-- START OF EXTRACTED ENTRIES --

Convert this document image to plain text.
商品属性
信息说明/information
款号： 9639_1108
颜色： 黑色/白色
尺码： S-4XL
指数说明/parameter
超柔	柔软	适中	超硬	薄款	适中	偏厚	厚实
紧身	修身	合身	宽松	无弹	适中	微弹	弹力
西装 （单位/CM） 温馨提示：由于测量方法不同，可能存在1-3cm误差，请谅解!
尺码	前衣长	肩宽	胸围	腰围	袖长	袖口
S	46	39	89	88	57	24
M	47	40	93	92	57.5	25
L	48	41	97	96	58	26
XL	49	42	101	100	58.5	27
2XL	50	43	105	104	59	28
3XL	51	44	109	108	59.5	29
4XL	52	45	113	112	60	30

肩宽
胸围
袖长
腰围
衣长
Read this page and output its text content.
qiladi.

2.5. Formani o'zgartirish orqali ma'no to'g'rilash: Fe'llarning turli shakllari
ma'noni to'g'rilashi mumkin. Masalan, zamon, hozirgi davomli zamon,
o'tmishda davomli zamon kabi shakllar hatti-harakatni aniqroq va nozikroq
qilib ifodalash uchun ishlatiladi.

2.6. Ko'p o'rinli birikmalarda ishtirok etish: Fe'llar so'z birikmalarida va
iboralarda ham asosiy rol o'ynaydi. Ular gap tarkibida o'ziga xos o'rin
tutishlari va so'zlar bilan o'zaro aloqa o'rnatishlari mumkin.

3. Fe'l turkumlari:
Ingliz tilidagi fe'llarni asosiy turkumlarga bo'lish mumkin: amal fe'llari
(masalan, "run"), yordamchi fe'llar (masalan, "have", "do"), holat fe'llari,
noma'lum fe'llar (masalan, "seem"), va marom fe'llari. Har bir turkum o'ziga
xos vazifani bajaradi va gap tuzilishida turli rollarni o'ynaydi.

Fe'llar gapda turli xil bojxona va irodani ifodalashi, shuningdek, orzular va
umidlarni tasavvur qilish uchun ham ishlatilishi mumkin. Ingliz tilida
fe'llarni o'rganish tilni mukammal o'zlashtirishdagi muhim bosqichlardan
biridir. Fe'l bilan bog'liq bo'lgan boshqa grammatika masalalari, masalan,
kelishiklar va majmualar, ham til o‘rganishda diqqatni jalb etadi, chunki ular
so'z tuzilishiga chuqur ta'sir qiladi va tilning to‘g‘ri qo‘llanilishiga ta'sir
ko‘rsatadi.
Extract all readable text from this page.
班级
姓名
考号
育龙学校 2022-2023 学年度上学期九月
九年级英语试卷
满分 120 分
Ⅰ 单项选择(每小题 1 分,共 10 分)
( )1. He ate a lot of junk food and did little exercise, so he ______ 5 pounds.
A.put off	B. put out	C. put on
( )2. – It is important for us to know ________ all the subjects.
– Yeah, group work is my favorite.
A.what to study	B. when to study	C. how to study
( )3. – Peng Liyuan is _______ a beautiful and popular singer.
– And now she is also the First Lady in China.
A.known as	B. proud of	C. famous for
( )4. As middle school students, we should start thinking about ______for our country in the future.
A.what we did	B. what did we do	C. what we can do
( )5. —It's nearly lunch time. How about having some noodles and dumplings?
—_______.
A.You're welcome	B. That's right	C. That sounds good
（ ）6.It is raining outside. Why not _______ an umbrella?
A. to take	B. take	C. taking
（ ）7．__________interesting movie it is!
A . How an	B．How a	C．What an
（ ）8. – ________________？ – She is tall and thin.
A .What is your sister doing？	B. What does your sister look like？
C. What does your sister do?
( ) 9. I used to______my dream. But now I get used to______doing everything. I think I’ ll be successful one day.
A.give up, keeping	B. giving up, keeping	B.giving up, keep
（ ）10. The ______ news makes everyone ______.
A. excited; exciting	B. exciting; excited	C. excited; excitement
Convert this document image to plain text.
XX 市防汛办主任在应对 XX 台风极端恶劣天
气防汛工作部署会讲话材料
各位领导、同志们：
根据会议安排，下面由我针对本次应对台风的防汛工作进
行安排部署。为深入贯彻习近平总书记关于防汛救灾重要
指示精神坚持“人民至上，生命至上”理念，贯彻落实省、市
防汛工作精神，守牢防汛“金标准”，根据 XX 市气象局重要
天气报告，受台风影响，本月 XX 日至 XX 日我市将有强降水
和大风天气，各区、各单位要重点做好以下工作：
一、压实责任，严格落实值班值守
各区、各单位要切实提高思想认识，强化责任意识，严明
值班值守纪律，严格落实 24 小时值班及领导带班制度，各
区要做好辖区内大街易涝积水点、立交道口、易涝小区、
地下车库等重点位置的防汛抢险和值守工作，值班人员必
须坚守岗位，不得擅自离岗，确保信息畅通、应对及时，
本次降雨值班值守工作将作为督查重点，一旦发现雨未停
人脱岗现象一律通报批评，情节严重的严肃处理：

-- END OF EXTRACTED ENTRIES --

**STATED GOAL:**
Check each line of the records for the word "text" and extract those that contain it.

**REPLY:**
Convert this document image to plain text.
Read this page and output its text content.
Extract all readable text from this page.
Convert this document image to plain text.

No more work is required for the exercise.